_Problem description_
Your answer should be one number: how many lines of the data include the string "Дата"?

>> START Materials provided

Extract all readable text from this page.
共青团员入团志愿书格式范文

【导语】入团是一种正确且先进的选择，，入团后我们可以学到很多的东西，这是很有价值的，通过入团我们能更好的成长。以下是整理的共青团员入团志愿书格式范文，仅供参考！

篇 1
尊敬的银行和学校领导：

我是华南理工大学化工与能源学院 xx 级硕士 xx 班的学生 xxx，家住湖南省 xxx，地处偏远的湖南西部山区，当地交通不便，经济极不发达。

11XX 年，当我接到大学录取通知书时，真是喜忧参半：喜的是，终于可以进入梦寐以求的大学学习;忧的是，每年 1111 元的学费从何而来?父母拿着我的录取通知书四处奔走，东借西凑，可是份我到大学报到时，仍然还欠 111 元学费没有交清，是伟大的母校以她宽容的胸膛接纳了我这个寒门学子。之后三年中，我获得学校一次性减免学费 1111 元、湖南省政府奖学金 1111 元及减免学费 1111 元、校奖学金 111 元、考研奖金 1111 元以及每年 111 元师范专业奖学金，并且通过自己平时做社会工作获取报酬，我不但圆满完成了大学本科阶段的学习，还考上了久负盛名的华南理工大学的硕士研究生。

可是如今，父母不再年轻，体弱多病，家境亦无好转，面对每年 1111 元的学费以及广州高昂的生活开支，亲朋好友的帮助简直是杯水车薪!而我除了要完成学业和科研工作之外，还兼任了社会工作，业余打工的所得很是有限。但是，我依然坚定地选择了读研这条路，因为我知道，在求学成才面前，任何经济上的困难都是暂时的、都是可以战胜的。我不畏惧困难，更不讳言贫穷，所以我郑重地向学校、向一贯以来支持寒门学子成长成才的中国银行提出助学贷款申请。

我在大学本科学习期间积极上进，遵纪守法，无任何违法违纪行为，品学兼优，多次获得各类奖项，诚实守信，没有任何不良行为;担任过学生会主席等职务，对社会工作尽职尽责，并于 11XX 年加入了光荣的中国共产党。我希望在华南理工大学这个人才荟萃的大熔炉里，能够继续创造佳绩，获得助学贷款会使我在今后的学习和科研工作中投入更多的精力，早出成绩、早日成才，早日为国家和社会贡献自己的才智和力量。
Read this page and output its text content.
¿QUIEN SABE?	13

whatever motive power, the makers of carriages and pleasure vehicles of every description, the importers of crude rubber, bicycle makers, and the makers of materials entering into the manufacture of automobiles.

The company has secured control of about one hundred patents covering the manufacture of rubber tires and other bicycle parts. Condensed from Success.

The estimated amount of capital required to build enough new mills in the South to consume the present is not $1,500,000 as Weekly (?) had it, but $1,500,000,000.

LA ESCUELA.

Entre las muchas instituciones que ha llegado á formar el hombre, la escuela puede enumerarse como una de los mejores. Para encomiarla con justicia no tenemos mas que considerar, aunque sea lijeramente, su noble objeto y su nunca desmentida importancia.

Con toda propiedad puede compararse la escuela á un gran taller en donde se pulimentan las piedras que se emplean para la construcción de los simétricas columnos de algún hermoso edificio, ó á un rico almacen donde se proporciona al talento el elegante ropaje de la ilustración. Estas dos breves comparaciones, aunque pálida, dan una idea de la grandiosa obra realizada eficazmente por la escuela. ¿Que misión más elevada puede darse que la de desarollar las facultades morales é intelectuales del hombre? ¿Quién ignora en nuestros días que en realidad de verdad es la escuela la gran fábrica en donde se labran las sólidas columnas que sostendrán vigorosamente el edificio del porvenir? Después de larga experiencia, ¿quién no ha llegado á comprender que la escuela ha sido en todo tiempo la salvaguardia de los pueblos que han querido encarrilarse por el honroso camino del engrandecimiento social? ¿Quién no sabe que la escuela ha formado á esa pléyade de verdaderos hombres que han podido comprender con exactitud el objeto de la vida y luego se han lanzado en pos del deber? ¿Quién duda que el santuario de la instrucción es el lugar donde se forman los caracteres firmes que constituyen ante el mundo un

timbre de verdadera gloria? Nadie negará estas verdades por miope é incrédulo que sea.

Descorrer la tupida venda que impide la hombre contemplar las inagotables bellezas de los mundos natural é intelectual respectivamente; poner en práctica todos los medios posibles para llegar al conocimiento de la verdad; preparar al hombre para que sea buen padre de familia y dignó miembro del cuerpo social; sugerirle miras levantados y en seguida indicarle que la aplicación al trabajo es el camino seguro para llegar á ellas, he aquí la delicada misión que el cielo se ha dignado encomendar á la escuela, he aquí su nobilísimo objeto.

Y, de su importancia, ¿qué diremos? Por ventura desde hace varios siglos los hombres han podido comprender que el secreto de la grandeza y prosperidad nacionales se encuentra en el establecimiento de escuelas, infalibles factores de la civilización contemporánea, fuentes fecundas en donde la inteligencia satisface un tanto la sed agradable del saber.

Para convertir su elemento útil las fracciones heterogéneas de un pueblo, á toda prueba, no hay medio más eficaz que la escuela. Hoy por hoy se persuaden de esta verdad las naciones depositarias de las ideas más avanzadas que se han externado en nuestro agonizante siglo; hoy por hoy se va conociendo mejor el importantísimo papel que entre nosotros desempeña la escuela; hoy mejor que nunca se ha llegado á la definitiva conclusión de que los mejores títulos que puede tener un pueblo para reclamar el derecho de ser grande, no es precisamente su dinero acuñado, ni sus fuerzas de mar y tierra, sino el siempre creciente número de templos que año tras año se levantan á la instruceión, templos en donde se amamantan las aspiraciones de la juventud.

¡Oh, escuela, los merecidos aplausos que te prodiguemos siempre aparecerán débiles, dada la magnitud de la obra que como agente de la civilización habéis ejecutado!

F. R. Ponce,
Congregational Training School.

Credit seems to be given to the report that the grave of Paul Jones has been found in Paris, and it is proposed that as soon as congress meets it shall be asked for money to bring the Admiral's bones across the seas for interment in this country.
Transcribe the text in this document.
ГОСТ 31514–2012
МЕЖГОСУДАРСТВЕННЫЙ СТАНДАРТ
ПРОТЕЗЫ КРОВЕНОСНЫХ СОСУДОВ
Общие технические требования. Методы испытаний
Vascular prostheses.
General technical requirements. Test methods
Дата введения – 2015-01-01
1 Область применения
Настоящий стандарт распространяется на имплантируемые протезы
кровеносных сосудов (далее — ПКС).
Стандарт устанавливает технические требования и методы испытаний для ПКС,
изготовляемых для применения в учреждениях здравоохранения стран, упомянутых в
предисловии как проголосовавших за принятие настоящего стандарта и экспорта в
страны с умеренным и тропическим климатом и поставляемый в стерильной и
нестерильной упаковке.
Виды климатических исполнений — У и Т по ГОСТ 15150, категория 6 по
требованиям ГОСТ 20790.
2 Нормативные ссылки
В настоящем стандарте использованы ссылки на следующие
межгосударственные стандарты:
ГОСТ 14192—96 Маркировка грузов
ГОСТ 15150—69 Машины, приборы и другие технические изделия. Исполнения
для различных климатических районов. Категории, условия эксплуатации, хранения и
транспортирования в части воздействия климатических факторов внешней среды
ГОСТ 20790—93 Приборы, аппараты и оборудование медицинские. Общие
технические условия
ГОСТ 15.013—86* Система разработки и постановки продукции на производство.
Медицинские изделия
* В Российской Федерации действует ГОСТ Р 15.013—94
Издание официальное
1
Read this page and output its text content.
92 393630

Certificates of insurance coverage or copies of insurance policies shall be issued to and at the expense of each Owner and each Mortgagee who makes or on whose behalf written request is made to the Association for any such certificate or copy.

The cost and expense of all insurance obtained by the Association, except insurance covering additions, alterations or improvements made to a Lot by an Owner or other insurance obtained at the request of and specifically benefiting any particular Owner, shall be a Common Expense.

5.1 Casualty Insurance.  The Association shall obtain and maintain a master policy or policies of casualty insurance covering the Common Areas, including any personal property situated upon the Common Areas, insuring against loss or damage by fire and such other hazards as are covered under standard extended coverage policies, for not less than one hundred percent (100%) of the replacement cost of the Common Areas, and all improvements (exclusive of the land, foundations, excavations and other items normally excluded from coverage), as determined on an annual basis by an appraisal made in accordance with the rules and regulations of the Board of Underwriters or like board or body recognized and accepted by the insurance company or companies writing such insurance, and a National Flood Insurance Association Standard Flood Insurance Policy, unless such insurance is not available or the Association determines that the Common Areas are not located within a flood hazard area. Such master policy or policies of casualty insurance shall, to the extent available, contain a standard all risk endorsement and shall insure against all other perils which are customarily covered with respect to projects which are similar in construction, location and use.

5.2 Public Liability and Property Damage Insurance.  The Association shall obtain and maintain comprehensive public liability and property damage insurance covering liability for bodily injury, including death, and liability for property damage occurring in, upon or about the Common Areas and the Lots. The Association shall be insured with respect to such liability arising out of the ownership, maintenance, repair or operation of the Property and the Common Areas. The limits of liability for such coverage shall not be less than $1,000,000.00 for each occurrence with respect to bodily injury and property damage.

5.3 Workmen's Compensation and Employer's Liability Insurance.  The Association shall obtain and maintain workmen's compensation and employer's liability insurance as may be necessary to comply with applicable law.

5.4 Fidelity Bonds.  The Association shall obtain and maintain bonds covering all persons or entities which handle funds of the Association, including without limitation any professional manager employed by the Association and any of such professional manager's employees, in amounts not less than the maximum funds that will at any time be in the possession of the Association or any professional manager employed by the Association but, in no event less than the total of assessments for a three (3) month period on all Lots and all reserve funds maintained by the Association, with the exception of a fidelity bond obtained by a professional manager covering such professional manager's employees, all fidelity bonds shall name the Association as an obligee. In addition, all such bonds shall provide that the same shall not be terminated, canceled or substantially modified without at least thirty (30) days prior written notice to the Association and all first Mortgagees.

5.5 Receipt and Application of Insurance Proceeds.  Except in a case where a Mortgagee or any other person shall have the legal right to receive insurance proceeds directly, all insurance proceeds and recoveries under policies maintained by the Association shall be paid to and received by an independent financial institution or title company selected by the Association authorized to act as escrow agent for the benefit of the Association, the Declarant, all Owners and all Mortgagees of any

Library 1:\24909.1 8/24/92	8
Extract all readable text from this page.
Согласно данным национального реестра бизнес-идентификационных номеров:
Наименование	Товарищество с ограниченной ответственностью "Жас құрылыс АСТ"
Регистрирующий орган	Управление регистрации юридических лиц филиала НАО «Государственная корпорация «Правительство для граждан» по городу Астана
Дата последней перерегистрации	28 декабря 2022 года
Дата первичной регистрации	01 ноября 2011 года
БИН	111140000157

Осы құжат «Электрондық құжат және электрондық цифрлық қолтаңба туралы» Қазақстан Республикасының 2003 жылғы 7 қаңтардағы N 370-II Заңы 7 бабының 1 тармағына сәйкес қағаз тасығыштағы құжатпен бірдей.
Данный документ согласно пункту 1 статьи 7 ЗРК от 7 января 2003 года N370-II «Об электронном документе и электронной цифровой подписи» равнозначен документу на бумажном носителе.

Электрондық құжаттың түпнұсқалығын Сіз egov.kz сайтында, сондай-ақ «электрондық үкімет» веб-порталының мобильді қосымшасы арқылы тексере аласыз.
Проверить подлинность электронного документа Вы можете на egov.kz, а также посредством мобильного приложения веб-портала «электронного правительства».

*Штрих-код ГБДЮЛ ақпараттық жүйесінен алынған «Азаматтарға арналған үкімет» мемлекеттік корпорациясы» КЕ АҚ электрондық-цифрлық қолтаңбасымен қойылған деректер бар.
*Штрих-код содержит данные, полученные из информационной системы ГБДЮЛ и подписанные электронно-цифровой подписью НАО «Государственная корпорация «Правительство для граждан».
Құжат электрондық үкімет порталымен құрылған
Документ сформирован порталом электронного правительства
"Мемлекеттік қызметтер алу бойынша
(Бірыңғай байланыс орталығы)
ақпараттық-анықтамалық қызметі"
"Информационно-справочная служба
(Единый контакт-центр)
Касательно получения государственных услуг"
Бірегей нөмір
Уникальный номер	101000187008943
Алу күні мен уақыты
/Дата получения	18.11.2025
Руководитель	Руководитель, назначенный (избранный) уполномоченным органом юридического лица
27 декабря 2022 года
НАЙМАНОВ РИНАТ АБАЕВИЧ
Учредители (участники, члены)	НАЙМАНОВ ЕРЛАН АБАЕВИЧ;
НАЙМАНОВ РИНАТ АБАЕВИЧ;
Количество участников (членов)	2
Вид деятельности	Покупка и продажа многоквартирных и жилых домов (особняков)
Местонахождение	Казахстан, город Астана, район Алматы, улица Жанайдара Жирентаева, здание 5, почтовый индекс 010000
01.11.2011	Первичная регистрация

>> END Materials provided

_Response to the exercise_
4